* [Problem description]
Below is a listing; reproduce each line of it exactly.

* [Dataset records]

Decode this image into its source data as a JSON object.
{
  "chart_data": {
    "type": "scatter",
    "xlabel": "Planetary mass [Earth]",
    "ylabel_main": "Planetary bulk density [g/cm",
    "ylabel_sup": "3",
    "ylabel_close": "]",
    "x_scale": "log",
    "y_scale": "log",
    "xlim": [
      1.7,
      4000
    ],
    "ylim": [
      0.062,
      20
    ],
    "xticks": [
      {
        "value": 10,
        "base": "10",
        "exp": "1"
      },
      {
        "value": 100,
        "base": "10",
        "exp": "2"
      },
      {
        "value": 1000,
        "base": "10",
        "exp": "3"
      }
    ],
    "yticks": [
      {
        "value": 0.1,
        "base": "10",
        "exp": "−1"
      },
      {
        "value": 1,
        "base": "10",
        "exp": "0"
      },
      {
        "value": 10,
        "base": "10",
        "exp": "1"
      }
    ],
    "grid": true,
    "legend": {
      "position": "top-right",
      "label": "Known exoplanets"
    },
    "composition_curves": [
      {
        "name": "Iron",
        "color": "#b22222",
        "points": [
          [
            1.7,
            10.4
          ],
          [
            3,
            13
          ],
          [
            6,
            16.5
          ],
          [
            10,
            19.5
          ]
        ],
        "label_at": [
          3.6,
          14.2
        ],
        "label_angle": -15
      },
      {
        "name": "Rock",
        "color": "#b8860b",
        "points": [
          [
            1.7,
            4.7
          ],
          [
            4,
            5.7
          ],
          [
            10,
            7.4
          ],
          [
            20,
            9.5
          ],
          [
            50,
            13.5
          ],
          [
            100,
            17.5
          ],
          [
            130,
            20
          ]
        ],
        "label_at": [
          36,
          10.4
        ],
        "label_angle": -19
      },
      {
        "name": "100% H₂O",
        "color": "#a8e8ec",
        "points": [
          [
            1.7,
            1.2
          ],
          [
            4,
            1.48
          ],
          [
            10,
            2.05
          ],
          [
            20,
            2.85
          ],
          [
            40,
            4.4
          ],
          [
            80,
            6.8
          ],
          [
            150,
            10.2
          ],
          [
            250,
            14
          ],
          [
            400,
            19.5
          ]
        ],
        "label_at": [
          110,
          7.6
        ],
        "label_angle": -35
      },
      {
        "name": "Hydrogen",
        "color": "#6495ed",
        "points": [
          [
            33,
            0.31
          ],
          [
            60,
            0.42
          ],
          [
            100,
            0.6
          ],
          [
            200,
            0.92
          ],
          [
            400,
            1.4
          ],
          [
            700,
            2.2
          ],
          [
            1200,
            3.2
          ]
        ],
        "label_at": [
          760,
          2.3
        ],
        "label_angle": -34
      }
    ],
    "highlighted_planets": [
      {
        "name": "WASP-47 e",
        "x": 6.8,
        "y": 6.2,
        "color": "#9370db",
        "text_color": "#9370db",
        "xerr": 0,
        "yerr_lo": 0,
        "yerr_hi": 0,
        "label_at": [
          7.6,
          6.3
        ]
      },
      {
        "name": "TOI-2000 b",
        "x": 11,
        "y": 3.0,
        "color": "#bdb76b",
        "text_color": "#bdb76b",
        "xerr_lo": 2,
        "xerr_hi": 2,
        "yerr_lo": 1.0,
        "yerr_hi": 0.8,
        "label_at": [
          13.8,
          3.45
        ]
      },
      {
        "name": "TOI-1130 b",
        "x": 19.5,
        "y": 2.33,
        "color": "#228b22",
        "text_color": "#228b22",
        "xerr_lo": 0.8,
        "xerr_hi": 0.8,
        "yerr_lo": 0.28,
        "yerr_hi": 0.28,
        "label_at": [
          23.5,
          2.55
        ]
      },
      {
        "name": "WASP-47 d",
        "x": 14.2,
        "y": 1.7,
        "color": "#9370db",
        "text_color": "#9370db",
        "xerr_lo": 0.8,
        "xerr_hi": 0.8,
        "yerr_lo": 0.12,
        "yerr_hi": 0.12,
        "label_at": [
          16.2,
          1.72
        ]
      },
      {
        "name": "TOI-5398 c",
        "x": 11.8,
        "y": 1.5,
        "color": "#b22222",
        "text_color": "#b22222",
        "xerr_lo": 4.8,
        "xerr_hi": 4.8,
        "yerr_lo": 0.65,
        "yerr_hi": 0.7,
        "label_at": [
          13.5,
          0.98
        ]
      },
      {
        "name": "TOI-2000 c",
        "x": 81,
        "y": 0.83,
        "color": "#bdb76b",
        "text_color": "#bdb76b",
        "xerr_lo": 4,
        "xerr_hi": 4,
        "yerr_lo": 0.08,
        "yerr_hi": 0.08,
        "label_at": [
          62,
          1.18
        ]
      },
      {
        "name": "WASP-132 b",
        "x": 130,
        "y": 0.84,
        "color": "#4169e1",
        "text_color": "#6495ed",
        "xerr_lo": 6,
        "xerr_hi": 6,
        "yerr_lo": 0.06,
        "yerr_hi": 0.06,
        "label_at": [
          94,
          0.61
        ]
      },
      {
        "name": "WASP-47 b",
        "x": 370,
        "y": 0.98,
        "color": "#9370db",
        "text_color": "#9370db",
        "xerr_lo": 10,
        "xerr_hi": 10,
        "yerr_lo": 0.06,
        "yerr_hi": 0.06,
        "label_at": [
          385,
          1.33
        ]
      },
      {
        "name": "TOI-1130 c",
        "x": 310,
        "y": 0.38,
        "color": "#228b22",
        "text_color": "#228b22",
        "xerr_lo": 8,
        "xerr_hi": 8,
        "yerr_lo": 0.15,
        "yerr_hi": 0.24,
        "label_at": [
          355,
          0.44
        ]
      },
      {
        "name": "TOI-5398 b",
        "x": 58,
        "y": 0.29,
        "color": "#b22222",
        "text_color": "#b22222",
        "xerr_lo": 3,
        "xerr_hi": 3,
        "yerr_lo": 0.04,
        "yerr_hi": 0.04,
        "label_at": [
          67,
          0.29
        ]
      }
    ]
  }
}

* [Complete response]
Decode this image into its source data as a JSON object.
{
  "chart_data": {
    "type": "scatter",
    "xlabel": "Planetary mass [Earth]",
    "ylabel_main": "Planetary bulk density [g/cm",
    "ylabel_sup": "3",
    "ylabel_close": "]",
    "x_scale": "log",
    "y_scale": "log",
    "xlim": [
      1.7,
      4000
    ],
    "ylim": [
      0.062,
      20
    ],
    "xticks": [
      {
        "value": 10,
        "base": "10",
        "exp": "1"
      },
      {
        "value": 100,
        "base": "10",
        "exp": "2"
      },
      {
        "value": 1000,
        "base": "10",
        "exp": "3"
      }
    ],
    "yticks": [
      {
        "value": 0.1,
        "base": "10",
        "exp": "−1"
      },
      {
        "value": 1,
        "base": "10",
        "exp": "0"
      },
      {
        "value": 10,
        "base": "10",
        "exp": "1"
      }
    ],
    "grid": true,
    "legend": {
      "position": "top-right",
      "label": "Known exoplanets"
    },
    "composition_curves": [
      {
        "name": "Iron",
        "color": "#b22222",
        "points": [
          [
            1.7,
            10.4
          ],
          [
            3,
            13
          ],
          [
            6,
            16.5
          ],
          [
            10,
            19.5
          ]
        ],
        "label_at": [
          3.6,
          14.2
        ],
        "label_angle": -15
      },
      {
        "name": "Rock",
        "color": "#b8860b",
        "points": [
          [
            1.7,
            4.7
          ],
          [
            4,
            5.7
          ],
          [
            10,
            7.4
          ],
          [
            20,
            9.5
          ],
          [
            50,
            13.5
          ],
          [
            100,
            17.5
          ],
          [
            130,
            20
          ]
        ],
        "label_at": [
          36,
          10.4
        ],
        "label_angle": -19
      },
      {
        "name": "100% H₂O",
        "color": "#a8e8ec",
        "points": [
          [
            1.7,
            1.2
          ],
          [
            4,
            1.48
          ],
          [
            10,
            2.05
          ],
          [
            20,
            2.85
          ],
          [
            40,
            4.4
          ],
          [
            80,
            6.8
          ],
          [
            150,
            10.2
          ],
          [
            250,
            14
          ],
          [
            400,
            19.5
          ]
        ],
        "label_at": [
          110,
          7.6
        ],
        "label_angle": -35
      },
      {
        "name": "Hydrogen",
        "color": "#6495ed",
        "points": [
          [
            33,
            0.31
          ],
          [
            60,
            0.42
          ],
          [
            100,
            0.6
          ],
          [
            200,
            0.92
          ],
          [
            400,
            1.4
          ],
          [
            700,
            2.2
          ],
          [
            1200,
            3.2
          ]
        ],
        "label_at": [
          760,
          2.3
        ],
        "label_angle": -34
      }
    ],
    "highlighted_planets": [
      {
        "name": "WASP-47 e",
        "x": 6.8,
        "y": 6.2,
        "color": "#9370db",
        "text_color": "#9370db",
        "xerr": 0,
        "yerr_lo": 0,
        "yerr_hi": 0,
        "label_at": [
          7.6,
          6.3
        ]
      },
      {
        "name": "TOI-2000 b",
        "x": 11,
        "y": 3.0,
        "color": "#bdb76b",
        "text_color": "#bdb76b",
        "xerr_lo": 2,
        "xerr_hi": 2,
        "yerr_lo": 1.0,
        "yerr_hi": 0.8,
        "label_at": [
          13.8,
          3.45
        ]
      },
      {
        "name": "TOI-1130 b",
        "x": 19.5,
        "y": 2.33,
        "color": "#228b22",
        "text_color": "#228b22",
        "xerr_lo": 0.8,
        "xerr_hi": 0.8,
        "yerr_lo": 0.28,
        "yerr_hi": 0.28,
        "label_at": [
          23.5,
          2.55
        ]
      },
      {
        "name": "WASP-47 d",
        "x": 14.2,
        "y": 1.7,
        "color": "#9370db",
        "text_color": "#9370db",
        "xerr_lo": 0.8,
        "xerr_hi": 0.8,
        "yerr_lo": 0.12,
        "yerr_hi": 0.12,
        "label_at": [
          16.2,
          1.72
        ]
      },
      {
        "name": "TOI-5398 c",
        "x": 11.8,
        "y": 1.5,
        "color": "#b22222",
        "text_color": "#b22222",
        "xerr_lo": 4.8,
        "xerr_hi": 4.8,
        "yerr_lo": 0.65,
        "yerr_hi": 0.7,
        "label_at": [
          13.5,
          0.98
        ]
      },
      {
        "name": "TOI-2000 c",
        "x": 81,
        "y": 0.83,
        "color": "#bdb76b",
        "text_color": "#bdb76b",
        "xerr_lo": 4,
        "xerr_hi": 4,
        "yerr_lo": 0.08,
        "yerr_hi": 0.08,
        "label_at": [
          62,
          1.18
        ]
      },
      {
        "name": "WASP-132 b",
        "x": 130,
        "y": 0.84,
        "color": "#4169e1",
        "text_color": "#6495ed",
        "xerr_lo": 6,
        "xerr_hi": 6,
        "yerr_lo": 0.06,
        "yerr_hi": 0.06,
        "label_at": [
          94,
          0.61
        ]
      },
      {
        "name": "WASP-47 b",
        "x": 370,
        "y": 0.98,
        "color": "#9370db",
        "text_color": "#9370db",
        "xerr_lo": 10,
        "xerr_hi": 10,
        "yerr_lo": 0.06,
        "yerr_hi": 0.06,
        "label_at": [
          385,
          1.33
        ]
      },
      {
        "name": "TOI-1130 c",
        "x": 310,
        "y": 0.38,
        "color": "#228b22",
        "text_color": "#228b22",
        "xerr_lo": 8,
        "xerr_hi": 8,
        "yerr_lo": 0.15,
        "yerr_hi": 0.24,
        "label_at": [
          355,
          0.44
        ]
      },
      {
        "name": "TOI-5398 b",
        "x": 58,
        "y": 0.29,
        "color": "#b22222",
        "text_color": "#b22222",
        "xerr_lo": 3,
        "xerr_hi": 3,
        "yerr_lo": 0.04,
        "yerr_hi": 0.04,
        "label_at": [
          67,
          0.29
        ]
      }
    ]
  }
}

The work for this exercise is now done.